## TEXTE
┄┄┄┄┄┄┄┄┄┄

Sur la recevabilité :
2. Si la commune d'Esbly demande la condamnation de la société Faber à l'indemniser des désordres relatifs aux enduits intérieurs et extérieurs, elle s'est bornée, en première instance, à former une demande d'inscription au passif de la société Faber de la créance détenue par elle que le tribunal a rejeté, à bon droit, comme portée devant un ordre de juridiction incompétent pour en connaître. Dans ces conditions, ses conclusions tendant à la condamnation de la société Faber, qui sont nouvelles en appel alors qu'elle pouvait les présenter en première instance, sont irrecevables et doivent, par suite, être rejetées.
Sur la régularité du jugement attaqué :
3. Aux termes de l'article R. 611-8-1 du code de justice administrative : " Le président de la formation de jugement ou le président de la chambre chargée de l'instruction peut demander à l'une des parties de reprendre, dans un mémoire récapitulatif, les conclusions et moyens précédemment présentés dans le cadre de l'instance en cours, en l'informant que, si elle donne suite à cette invitation, les conclusions et moyens non repris seront réputés abandonnés. En cause d'appel, il peut être demandé à la partie de reprendre également les conclusions et moyens présentés en première instance qu'elle entend maintenir. / Le président de la formation de jugement ou le président de la chambre chargée de l'instruction peut en outre fixer un délai, qui ne peut être inférieur à un mois, à l'issue duquel, à défaut d'avoir produit le mémoire récapitulatif mentionné à l'alinéa précédent, la partie est réputée s'être désistée de sa requête ou de ses conclusions incidentes. La demande de production d'un mémoire récapitulatif informe la partie des conséquences du non-respect du délai fixé ".
4. Par un courrier du 12 décembre 2019, dont elle est réputée avoir pris connaissance le 16 décembre 2019 en vertu des dispositions de l'article R. 611-8-2 du code de justice administrative, la société Atelier Ticho a été invitée à présenter un mémoire récapitulatif dans un délai d'un mois. N'ayant présenté un mémoire que le 10 février 2020, elle est réputée, en application des dispositions précitées de l'article R. 611-8-1 du code de justice administrative, s'être désistée de l'ensemble de ses conclusions incidentes, y compris celles présentées pour la première fois dans son mémoire du 10 février 2020. Dès lors, c'est à tort que le tribunal administratif de Melun n'a pas donné acte à la société Atelier Ticho du désistement de ses conclusions aux fins d'appel en garantie. Le jugement du 10 novembre 2020 doit, par suite, être partiellement annulé pour ce motif.

┄┄┄┄┄┄┄┄┄┄

## CONSIGNES
A - Dans la décision de justice, réécrivez sous forme de liste le paragraphe qui commence par « Par un courrier du 12 décembre 2019 », en conservant ses faits principaux.
B - D'après la décision de justice, pourquoi les conclusions de la commune d'Esbly tendant à la condamnation de la société Faber sont-elles irrecevables ? Répondez en une à trois phrases.
C - Poursuivez la décision de justice à partir de la dernière phrase du point 4.

## DONNÉES FOURNIES
┄┄┄┄┄┄┄┄┄┄

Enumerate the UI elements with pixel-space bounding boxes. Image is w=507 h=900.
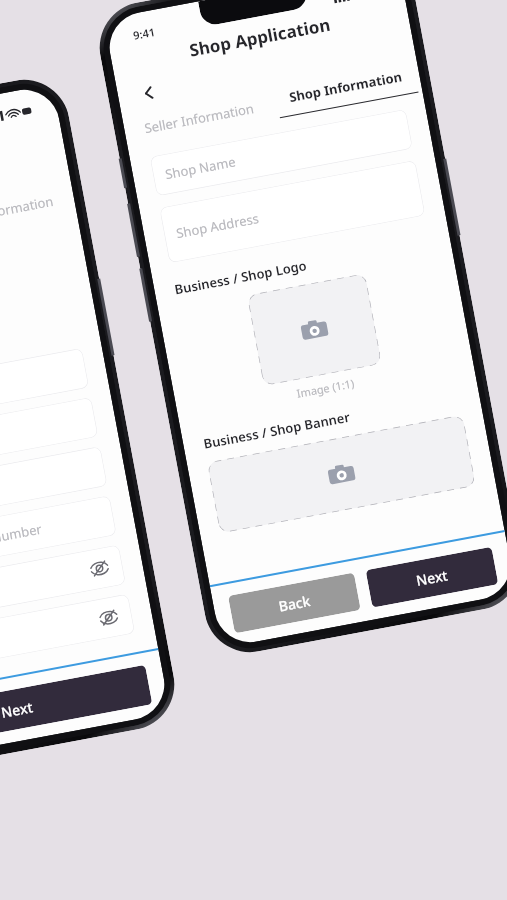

┄┄┄┄┄┄┄┄┄┄

## CORRIGÉ
A -
- Par un courrier du 12 décembre 2019, la société Atelier Ticho a été invitée à produire un mémoire récapitulatif dans un délai d'un mois. Selon l'article R. 611-8-2 du code de justice administrative, elle est réputée en avoir pris connaissance le 16 décembre 2019.
- Elle n'a produit son mémoire que le 10 février 2020. En application de l'article R. 611-8-1, elle est donc réputée s'être désistée de toutes ses conclusions incidentes, y compris celles présentées pour la première fois dans ce mémoire.
- Le tribunal administratif de Melun a eu tort de ne pas lui donner acte du désistement de ses conclusions aux fins d'appel en garantie.
- Pour ce motif, le jugement du 10 novembre 2020 doit être partiellement annulé.

B - En première instance, la commune d'Esbly avait seulement demandé l'inscription de sa créance au passif de la société Faber, et le tribunal a rejeté cette demande comme portée devant un ordre de juridiction incompétent. Ses conclusions tendant à la condamnation de la société Faber sont donc nouvelles en appel, alors qu'elle pouvait les présenter en première instance. Elles sont pour cette raison irrecevables.

C -
5. Il y a lieu d'évoquer les conclusions d'appel en garantie présentées en première instance par la société Atelier Ticho et de lui donner acte de son désistement de ces conclusions.
Sur le bien-fondé du jugement attaqué :
En ce qui concerne la responsabilité :
S'agissant de la responsabilité décennale des constructeurs :
6. Il résulte des principes qui régissent la garantie décennale des constructeurs que des désordres apparus dans le délai d'épreuve de dix ans, de nature à compromettre la solidité de l'ouvrage ou à le rendre impropre à sa destination dans un délai prévisible, engagent leur responsabilité, même s'ils ne se sont pas révélés dans toute leur étendue avant l'expiration du délai de dix ans.
7. Il résulte de l'instruction, en particulier du rapport du directeur des services techniques de la commune du 2 août 2013, du courrier du 25 octobre 2013 adressé par le directeur général des services de la commune à la société Atelier Ticho et de l'assignation en référé du 11 mars 2014 que les désordres relatifs à la toiture et aux enduits extérieurs et intérieurs, dont les travaux ont été réceptionnés respectivement les 12 mars 2004, 15 avril 2004 et 2 juin 2004, sont apparus dans le délai d'épreuve de dix ans. La circonstance qu'ils n'ont pas été constatés de manière contradictoire dans ce délai étant à cet égard sans incidence, la société Atelier Ticho n'est pas fondée à soutenir qu'ils sont apparus postérieurement à l'expiration de ce délai.
Quant au désordre relatif à la toiture :
8. D'une part, il résulte de l'instruction que la toiture en tuiles présente un défaut d'étanchéité localisé au niveau du " chien assis " de la façade côté presbytère, qui ne lui permet pas d'assurer localement la protection contre les infiltrations d'eau et provoque une dégradation des enduits intérieurs situés sous cette zone, avec l'apparition de moisissures. Le caractère décennal de ce désordre, qui provoque des infiltrations, n'est pas sérieusement contesté en défense.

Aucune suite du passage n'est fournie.